• **INSTRUCTIONS TO FOLLOW**: Omit all pictures and give the records below again exactly as written.

• **INFORMATION SUPPLIED**:

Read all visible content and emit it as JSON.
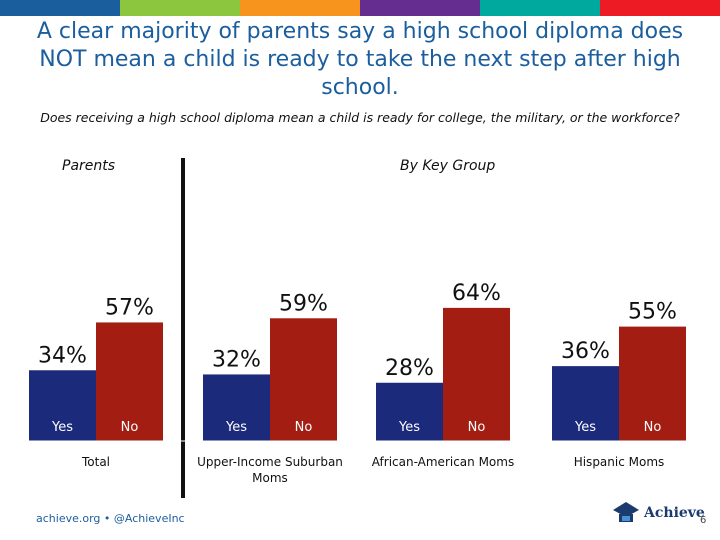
{
  "title": "A clear majority of parents say a high school diploma does NOT mean a child is ready to take the next step after high school.",
  "question": "Does receiving a high school diploma mean a child is ready for college, the military, or the workforce?",
  "panels": {
    "parents": "Parents",
    "key_group": "By Key Group"
  },
  "colors": {
    "yes": "#1b2a7a",
    "no": "#a31d12",
    "title": "#1b5e9e",
    "topbar": [
      "#1b5e9e",
      "#8cc63f",
      "#f7941d",
      "#662d91",
      "#00a99d",
      "#ed1c24"
    ]
  },
  "footer": {
    "text": "achieve.org • @AchieveInc",
    "logo": "Achieve",
    "page": "6"
  },
  "chart_data": {
    "type": "bar",
    "title": "Does receiving a high school diploma mean a child is ready for college, the military, or the workforce?",
    "categories": [
      "Total",
      "Upper-Income Suburban Moms",
      "African-American Moms",
      "Hispanic Moms"
    ],
    "series": [
      {
        "name": "Yes",
        "values": [
          34,
          32,
          28,
          36
        ],
        "labels": [
          "34%",
          "32%",
          "28%",
          "36%"
        ]
      },
      {
        "name": "No",
        "values": [
          57,
          59,
          64,
          55
        ],
        "labels": [
          "57%",
          "59%",
          "64%",
          "55%"
        ]
      }
    ],
    "xlabel": "",
    "ylabel": "",
    "ylim": [
      0,
      100
    ]
  }
}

• **EXERCISE SOLUTION**:
Read all visible content and emit it as JSON.
{
  "title": "A clear majority of parents say a high school diploma does NOT mean a child is ready to take the next step after high school.",
  "question": "Does receiving a high school diploma mean a child is ready for college, the military, or the workforce?",
  "panels": {
    "parents": "Parents",
    "key_group": "By Key Group"
  },
  "colors": {
    "yes": "#1b2a7a",
    "no": "#a31d12",
    "title": "#1b5e9e",
    "topbar": [
      "#1b5e9e",
      "#8cc63f",
      "#f7941d",
      "#662d91",
      "#00a99d",
      "#ed1c24"
    ]
  },
  "footer": {
    "text": "achieve.org • @AchieveInc",
    "logo": "Achieve",
    "page": "6"
  },
  "chart_data": {
    "type": "bar",
    "title": "Does receiving a high school diploma mean a child is ready for college, the military, or the workforce?",
    "categories": [
      "Total",
      "Upper-Income Suburban Moms",
      "African-American Moms",
      "Hispanic Moms"
    ],
    "series": [
      {
        "name": "Yes",
        "values": [
          34,
          32,
          28,
          36
        ],
        "labels": [
          "34%",
          "32%",
          "28%",
          "36%"
        ]
      },
      {
        "name": "No",
        "values": [
          57,
          59,
          64,
          55
        ],
        "labels": [
          "57%",
          "59%",
          "64%",
          "55%"
        ]
      }
    ],
    "xlabel": "",
    "ylabel": "",
    "ylim": [
      0,
      100
    ]
  }
}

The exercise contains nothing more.